# WORK INSTRUCTIONS:
Repeat all the material exactly; pictures stay out of your copy.

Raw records
— START —
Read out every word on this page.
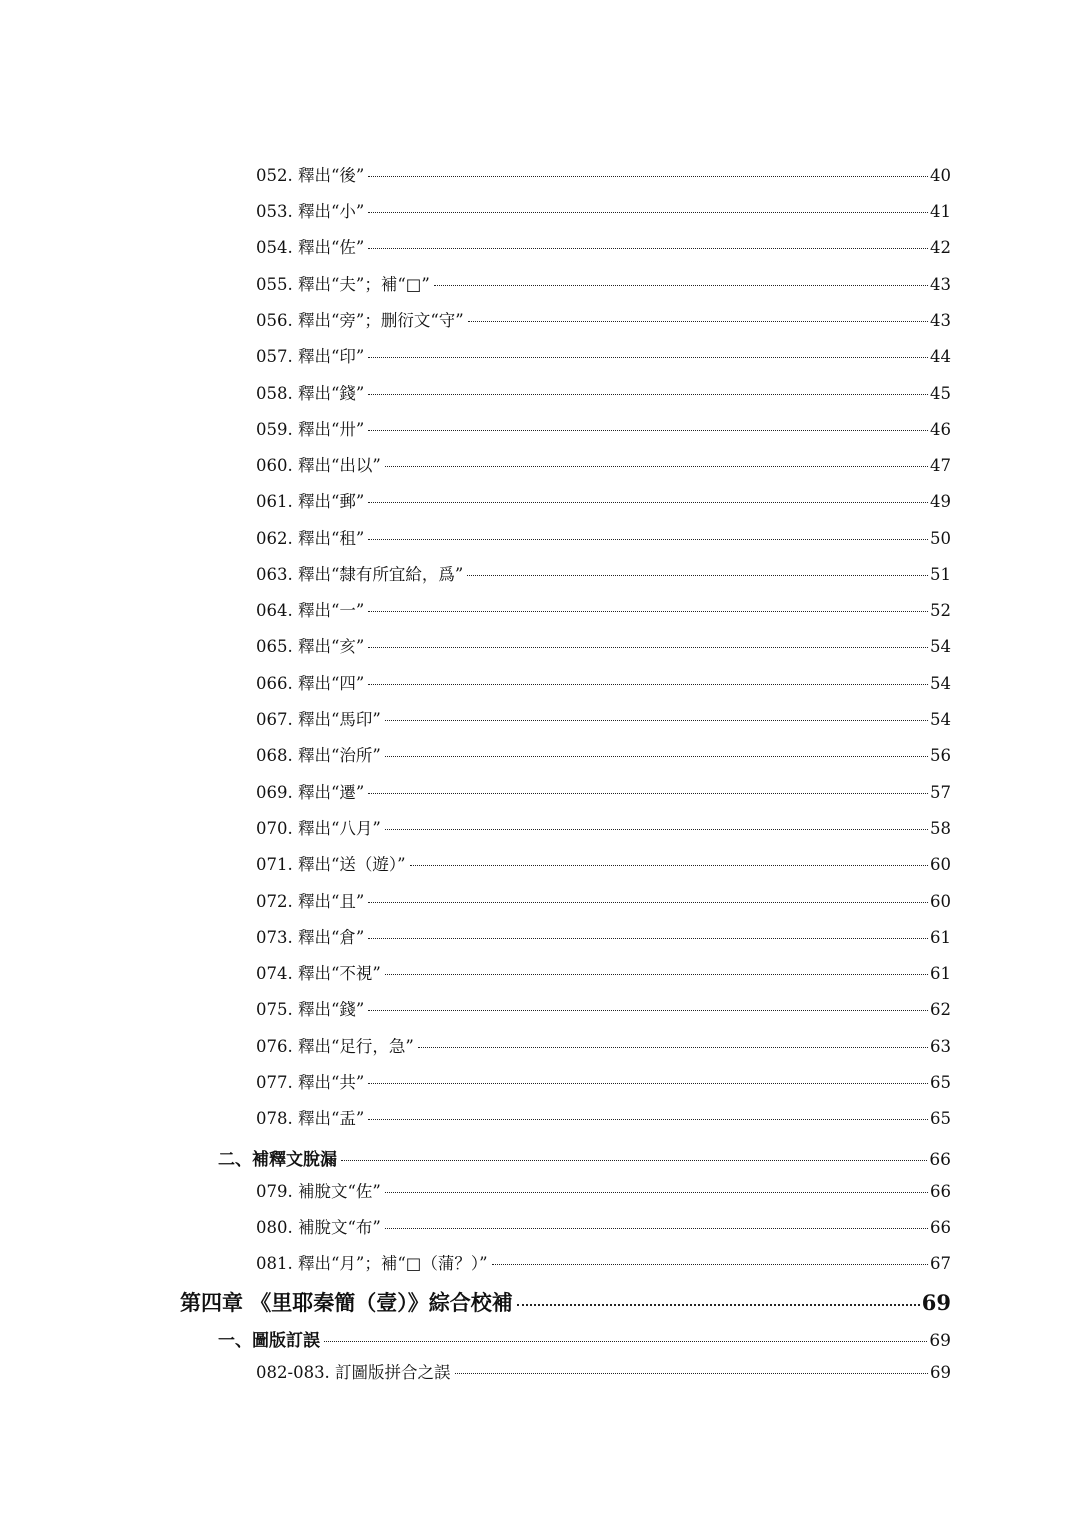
052. 釋出“後”	40
053. 釋出“小”	41
054. 釋出“佐”	42
055. 釋出“夫”；補“□”	43
056. 釋出“旁”；删衍文“守”	43
057. 釋出“印”	44
058. 釋出“錢”	45
059. 釋出“卅”	46
060. 釋出“出以”	47
061. 釋出“郵”	49
062. 釋出“租”	50
063. 釋出“隸有所宜給，爲”	51
064. 釋出“一”	52
065. 釋出“亥”	54
066. 釋出“四”	54
067. 釋出“馬印”	54
068. 釋出“治所”	56
069. 釋出“遷”	57
070. 釋出“八月”	58
071. 釋出“送（遊）”	60
072. 釋出“且”	60
073. 釋出“倉”	61
074. 釋出“不視”	61
075. 釋出“錢”	62
076. 釋出“足行，急”	63
077. 釋出“共”	65
078. 釋出“盂”	65
二、補釋文脫漏	66
079. 補脫文“佐”	66
080. 補脫文“布”	66
081. 釋出“月”；補“□（蒲？）”	67
第四章 《里耶秦簡（壹）》綜合校補	69
一、圖版訂誤	69
082-083. 訂圖版拼合之誤	69
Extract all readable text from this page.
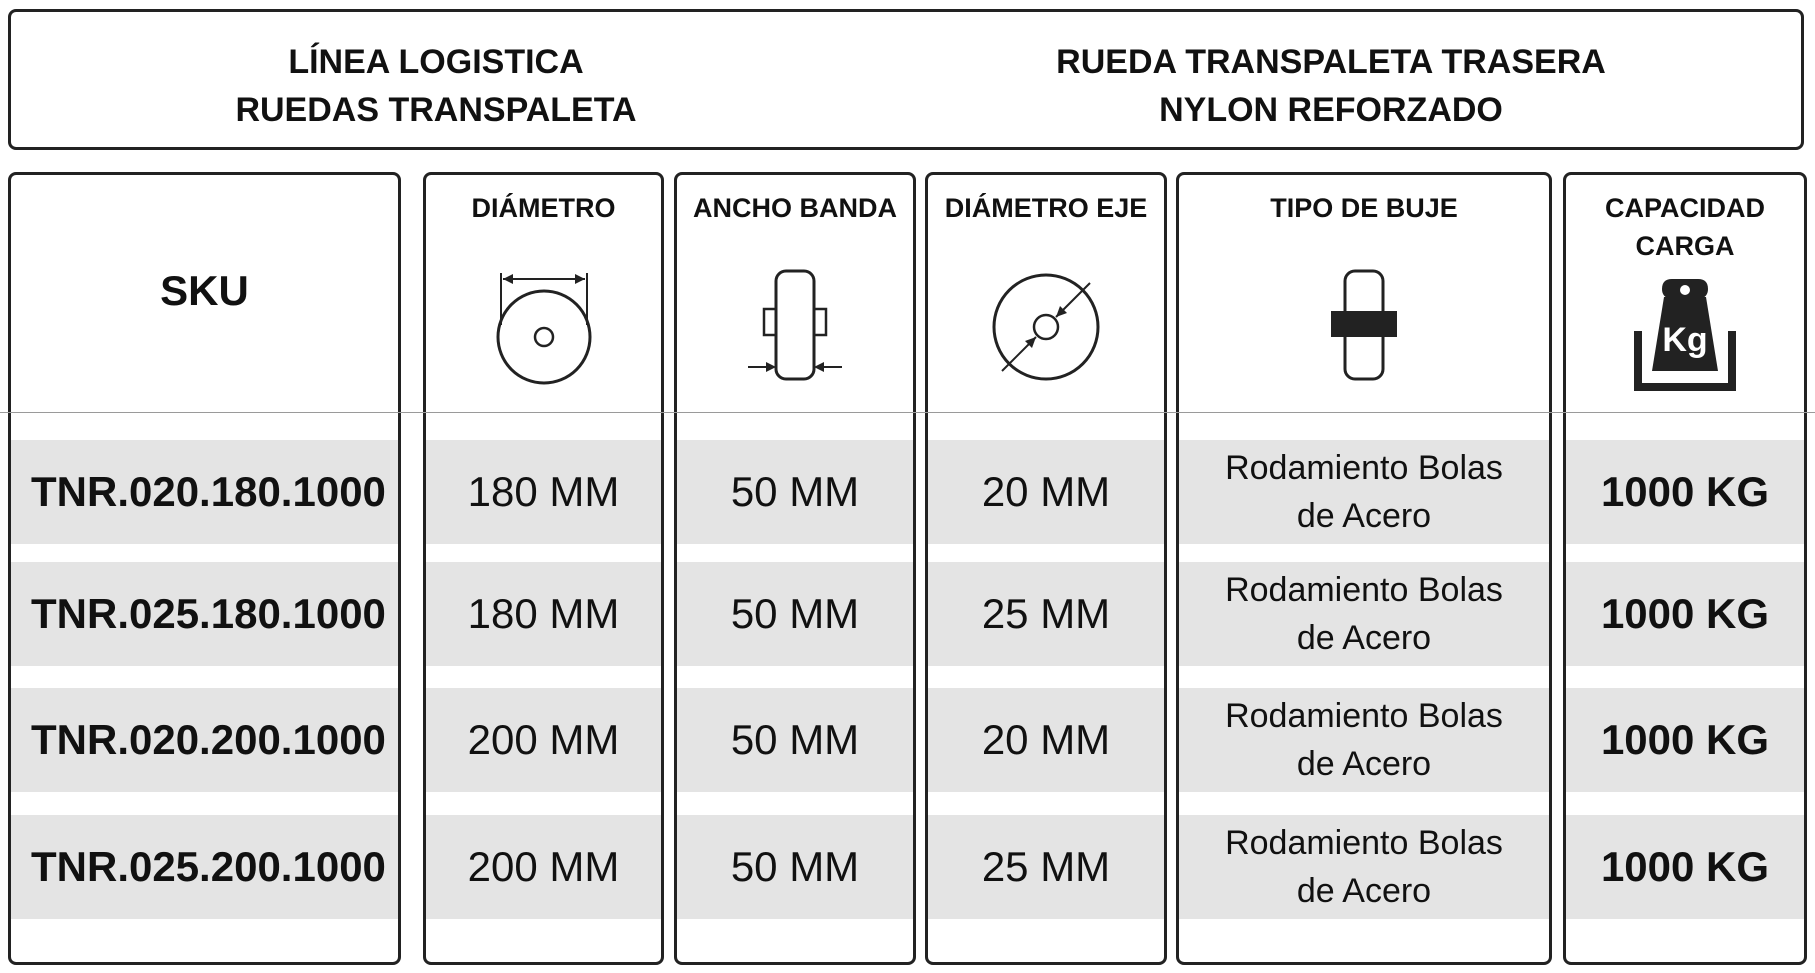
LÍNEA LOGISTICA
RUEDAS TRANSPALETA
RUEDA TRANSPALETA TRASERA
NYLON REFORZADO
SKU
TNR.020.180.1000
TNR.025.180.1000
TNR.020.200.1000
TNR.025.200.1000
DIÁMETRO
180 MM
180 MM
200 MM
200 MM
ANCHO BANDA
50 MM
50 MM
50 MM
50 MM
DIÁMETRO EJE
20 MM
25 MM
20 MM
25 MM
TIPO DE BUJE
Rodamiento Bolas
de Acero
Rodamiento Bolas
de Acero
Rodamiento Bolas
de Acero
Rodamiento Bolas
de Acero
CAPACIDAD
CARGA
Kg
1000 KG
1000 KG
1000 KG
1000 KG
— END —
# ANSWER FOR THIS EXERCISE:
Read out every word on this page.
052. 釋出“後”	40
053. 釋出“小”	41
054. 釋出“佐”	42
055. 釋出“夫”；補“□”	43
056. 釋出“旁”；删衍文“守”	43
057. 釋出“印”	44
058. 釋出“錢”	45
059. 釋出“卅”	46
060. 釋出“出以”	47
061. 釋出“郵”	49
062. 釋出“租”	50
063. 釋出“隸有所宜給，爲”	51
064. 釋出“一”	52
065. 釋出“亥”	54
066. 釋出“四”	54
067. 釋出“馬印”	54
068. 釋出“治所”	56
069. 釋出“遷”	57
070. 釋出“八月”	58
071. 釋出“送（遊）”	60
072. 釋出“且”	60
073. 釋出“倉”	61
074. 釋出“不視”	61
075. 釋出“錢”	62
076. 釋出“足行，急”	63
077. 釋出“共”	65
078. 釋出“盂”	65
二、補釋文脫漏	66
079. 補脫文“佐”	66
080. 補脫文“布”	66
081. 釋出“月”；補“□（蒲？）”	67
第四章 《里耶秦簡（壹）》綜合校補	69
一、圖版訂誤	69
082-083. 訂圖版拼合之誤	69
Extract all readable text from this page.
LÍNEA LOGISTICA
RUEDAS TRANSPALETA
RUEDA TRANSPALETA TRASERA
NYLON REFORZADO
SKU
TNR.020.180.1000
TNR.025.180.1000
TNR.020.200.1000
TNR.025.200.1000
DIÁMETRO
180 MM
180 MM
200 MM
200 MM
ANCHO BANDA
50 MM
50 MM
50 MM
50 MM
DIÁMETRO EJE
20 MM
25 MM
20 MM
25 MM
TIPO DE BUJE
Rodamiento Bolas
de Acero
Rodamiento Bolas
de Acero
Rodamiento Bolas
de Acero
Rodamiento Bolas
de Acero
CAPACIDAD
CARGA
Kg
1000 KG
1000 KG
1000 KG
1000 KG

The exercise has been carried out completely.